— Begin Provided data —
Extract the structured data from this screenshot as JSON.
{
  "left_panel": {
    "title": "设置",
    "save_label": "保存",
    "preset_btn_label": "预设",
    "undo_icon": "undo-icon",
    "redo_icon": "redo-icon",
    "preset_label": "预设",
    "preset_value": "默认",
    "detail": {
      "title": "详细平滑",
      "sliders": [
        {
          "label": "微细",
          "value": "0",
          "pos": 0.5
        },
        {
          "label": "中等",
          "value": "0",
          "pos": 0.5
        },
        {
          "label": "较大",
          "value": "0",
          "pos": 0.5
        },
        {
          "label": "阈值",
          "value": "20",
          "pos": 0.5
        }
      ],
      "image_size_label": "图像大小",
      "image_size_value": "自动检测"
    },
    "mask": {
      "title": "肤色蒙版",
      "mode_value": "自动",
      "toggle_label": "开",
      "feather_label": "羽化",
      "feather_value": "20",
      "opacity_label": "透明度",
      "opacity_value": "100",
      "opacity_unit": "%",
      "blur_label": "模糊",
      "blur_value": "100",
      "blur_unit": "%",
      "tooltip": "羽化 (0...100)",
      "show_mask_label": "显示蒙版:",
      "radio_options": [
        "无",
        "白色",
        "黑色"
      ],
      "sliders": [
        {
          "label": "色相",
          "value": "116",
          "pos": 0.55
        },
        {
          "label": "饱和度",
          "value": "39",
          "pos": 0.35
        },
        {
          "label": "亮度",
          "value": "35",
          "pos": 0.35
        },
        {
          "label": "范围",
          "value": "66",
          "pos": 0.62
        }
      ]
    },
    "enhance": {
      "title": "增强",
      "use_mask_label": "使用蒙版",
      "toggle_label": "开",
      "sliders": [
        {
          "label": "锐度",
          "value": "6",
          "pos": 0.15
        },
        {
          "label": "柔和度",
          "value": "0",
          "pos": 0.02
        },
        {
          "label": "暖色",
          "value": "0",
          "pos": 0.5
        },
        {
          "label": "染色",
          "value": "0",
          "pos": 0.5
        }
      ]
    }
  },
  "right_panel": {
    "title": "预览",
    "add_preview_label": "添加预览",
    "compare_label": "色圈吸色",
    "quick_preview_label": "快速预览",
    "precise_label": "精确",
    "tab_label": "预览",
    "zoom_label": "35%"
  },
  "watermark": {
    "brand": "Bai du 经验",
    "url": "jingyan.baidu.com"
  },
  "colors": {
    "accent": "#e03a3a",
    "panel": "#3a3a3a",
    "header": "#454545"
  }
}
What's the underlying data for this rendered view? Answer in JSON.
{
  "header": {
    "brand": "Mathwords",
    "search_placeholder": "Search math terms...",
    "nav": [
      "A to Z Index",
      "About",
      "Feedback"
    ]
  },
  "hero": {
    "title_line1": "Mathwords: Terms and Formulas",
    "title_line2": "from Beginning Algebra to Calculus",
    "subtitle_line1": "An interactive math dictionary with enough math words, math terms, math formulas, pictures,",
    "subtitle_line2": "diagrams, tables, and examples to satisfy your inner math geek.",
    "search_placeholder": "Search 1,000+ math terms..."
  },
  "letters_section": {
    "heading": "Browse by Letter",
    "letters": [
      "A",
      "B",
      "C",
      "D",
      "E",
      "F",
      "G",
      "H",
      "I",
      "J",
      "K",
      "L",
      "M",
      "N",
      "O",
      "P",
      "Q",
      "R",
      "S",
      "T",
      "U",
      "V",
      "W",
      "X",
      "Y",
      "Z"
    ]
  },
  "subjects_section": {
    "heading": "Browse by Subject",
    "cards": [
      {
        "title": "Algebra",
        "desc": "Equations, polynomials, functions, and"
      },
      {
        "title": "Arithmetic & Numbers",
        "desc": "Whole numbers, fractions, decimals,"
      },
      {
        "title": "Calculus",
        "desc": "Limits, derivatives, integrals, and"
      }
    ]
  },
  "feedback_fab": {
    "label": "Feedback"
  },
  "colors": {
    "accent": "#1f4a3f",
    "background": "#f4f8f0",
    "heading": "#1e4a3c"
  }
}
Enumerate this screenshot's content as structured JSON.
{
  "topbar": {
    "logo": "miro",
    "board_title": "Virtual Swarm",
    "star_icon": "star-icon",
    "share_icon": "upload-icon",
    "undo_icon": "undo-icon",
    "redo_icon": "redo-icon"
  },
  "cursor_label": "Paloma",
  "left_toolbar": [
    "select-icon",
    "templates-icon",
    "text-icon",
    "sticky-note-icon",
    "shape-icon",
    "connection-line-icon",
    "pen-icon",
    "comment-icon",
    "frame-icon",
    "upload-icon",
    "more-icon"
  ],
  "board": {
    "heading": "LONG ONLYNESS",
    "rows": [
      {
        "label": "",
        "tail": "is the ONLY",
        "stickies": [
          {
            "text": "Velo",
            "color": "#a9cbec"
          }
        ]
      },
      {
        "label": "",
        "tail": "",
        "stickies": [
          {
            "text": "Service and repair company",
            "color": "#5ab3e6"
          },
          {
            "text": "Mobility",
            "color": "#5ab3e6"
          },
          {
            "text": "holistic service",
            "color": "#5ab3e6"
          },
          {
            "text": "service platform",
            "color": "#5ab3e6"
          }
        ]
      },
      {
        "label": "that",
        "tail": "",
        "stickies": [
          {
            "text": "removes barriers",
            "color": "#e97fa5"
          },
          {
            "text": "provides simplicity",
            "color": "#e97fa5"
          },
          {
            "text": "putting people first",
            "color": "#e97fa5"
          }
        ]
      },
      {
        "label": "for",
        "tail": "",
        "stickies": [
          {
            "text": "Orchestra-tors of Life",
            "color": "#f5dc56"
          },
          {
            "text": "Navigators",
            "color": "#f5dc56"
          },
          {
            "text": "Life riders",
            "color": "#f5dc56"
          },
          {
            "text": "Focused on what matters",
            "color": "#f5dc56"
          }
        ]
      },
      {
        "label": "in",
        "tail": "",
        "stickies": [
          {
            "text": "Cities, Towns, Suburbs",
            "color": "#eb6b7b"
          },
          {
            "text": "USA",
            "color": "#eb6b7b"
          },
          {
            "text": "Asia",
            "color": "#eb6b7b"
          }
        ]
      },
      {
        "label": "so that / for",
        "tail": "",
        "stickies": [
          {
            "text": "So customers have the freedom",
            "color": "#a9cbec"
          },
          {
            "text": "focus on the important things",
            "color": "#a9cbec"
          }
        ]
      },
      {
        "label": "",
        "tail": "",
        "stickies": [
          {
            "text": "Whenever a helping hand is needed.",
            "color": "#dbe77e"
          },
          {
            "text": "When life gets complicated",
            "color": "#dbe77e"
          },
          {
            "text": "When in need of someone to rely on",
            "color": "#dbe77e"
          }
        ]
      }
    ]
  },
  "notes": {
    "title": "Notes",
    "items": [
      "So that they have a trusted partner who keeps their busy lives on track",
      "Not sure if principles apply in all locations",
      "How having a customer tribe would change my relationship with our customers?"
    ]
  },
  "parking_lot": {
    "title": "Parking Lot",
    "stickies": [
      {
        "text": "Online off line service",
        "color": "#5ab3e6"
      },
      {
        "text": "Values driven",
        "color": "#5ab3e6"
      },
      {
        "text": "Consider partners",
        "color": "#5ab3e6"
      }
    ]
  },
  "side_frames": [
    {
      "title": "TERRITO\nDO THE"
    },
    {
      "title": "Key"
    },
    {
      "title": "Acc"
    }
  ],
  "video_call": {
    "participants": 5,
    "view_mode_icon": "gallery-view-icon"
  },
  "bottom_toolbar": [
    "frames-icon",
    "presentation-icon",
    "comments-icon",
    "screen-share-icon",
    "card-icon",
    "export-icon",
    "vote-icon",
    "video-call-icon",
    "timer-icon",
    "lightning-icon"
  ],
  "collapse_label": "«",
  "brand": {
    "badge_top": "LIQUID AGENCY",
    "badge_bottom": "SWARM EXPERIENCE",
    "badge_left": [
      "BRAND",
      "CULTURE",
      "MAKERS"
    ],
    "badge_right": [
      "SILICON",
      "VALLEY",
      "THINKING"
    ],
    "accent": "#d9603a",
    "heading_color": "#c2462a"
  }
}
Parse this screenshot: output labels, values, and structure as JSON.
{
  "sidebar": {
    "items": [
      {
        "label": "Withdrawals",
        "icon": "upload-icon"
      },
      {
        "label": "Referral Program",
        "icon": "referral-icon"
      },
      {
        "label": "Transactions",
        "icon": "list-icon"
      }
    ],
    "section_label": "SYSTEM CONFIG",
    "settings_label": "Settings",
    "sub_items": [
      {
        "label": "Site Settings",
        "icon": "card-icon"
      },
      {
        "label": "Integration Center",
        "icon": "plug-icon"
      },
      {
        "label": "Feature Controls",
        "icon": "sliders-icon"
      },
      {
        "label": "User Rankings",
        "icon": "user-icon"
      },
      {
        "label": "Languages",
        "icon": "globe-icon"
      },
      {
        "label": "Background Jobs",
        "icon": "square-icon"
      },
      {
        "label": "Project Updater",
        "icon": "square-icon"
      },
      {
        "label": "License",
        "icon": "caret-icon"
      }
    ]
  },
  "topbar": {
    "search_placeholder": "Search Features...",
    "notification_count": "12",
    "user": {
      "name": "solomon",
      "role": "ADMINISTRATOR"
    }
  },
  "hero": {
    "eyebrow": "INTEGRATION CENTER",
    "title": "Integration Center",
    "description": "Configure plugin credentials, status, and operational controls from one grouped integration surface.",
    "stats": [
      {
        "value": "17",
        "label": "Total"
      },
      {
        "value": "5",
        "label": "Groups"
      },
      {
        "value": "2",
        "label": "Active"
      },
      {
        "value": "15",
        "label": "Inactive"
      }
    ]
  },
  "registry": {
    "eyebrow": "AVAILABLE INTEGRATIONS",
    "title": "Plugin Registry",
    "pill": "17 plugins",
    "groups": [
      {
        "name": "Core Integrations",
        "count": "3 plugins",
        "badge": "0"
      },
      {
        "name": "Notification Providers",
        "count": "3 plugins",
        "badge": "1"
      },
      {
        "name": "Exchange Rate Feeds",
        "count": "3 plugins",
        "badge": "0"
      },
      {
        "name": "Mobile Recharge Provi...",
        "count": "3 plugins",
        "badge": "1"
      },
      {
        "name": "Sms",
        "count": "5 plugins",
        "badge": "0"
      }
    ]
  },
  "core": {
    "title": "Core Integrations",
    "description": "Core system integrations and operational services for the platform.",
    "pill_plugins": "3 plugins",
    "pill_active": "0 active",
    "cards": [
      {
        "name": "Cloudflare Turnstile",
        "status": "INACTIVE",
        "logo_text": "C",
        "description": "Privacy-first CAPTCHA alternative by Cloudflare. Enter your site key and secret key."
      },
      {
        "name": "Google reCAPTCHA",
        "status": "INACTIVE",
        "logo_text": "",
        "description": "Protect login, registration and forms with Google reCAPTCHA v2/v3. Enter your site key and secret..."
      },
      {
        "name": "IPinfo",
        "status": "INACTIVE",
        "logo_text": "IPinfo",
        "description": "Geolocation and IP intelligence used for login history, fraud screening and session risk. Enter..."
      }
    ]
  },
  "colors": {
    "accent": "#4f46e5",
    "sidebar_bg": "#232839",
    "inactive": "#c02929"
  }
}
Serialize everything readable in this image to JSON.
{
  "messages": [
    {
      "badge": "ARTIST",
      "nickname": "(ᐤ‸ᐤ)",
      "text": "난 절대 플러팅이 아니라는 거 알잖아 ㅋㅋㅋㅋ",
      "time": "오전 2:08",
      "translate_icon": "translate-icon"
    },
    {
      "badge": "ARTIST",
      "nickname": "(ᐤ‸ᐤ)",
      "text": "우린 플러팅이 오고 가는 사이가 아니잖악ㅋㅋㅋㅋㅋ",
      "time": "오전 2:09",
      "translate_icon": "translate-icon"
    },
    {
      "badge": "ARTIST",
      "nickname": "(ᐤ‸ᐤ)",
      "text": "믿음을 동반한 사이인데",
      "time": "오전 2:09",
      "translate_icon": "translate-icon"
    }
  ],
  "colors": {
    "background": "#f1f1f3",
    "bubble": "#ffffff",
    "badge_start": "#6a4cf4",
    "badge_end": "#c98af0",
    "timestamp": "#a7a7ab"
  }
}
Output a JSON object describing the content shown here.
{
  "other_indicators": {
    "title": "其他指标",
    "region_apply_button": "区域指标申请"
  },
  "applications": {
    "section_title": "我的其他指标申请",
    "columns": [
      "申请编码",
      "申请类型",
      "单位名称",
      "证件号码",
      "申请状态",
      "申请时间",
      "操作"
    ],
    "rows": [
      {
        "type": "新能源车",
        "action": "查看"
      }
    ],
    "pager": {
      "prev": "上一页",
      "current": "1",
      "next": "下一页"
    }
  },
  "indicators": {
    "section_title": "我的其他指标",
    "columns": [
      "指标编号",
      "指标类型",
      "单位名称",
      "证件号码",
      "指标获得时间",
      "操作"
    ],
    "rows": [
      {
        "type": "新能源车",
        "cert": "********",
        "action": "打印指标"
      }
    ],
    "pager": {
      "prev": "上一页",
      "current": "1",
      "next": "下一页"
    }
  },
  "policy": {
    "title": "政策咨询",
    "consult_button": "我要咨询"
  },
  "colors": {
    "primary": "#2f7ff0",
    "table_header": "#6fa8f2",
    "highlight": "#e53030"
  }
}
— End Provided data —
Starting at the line with "Output a JSON", copy every line up to and including the last one in the entries above.

Output a JSON object describing the content shown here.
{
  "other_indicators": {
    "title": "其他指标",
    "region_apply_button": "区域指标申请"
  },
  "applications": {
    "section_title": "我的其他指标申请",
    "columns": [
      "申请编码",
      "申请类型",
      "单位名称",
      "证件号码",
      "申请状态",
      "申请时间",
      "操作"
    ],
    "rows": [
      {
        "type": "新能源车",
        "action": "查看"
      }
    ],
    "pager": {
      "prev": "上一页",
      "current": "1",
      "next": "下一页"
    }
  },
  "indicators": {
    "section_title": "我的其他指标",
    "columns": [
      "指标编号",
      "指标类型",
      "单位名称",
      "证件号码",
      "指标获得时间",
      "操作"
    ],
    "rows": [
      {
        "type": "新能源车",
        "cert": "********",
        "action": "打印指标"
      }
    ],
    "pager": {
      "prev": "上一页",
      "current": "1",
      "next": "下一页"
    }
  },
  "policy": {
    "title": "政策咨询",
    "consult_button": "我要咨询"
  },
  "colors": {
    "primary": "#2f7ff0",
    "table_header": "#6fa8f2",
    "highlight": "#e53030"
  }
}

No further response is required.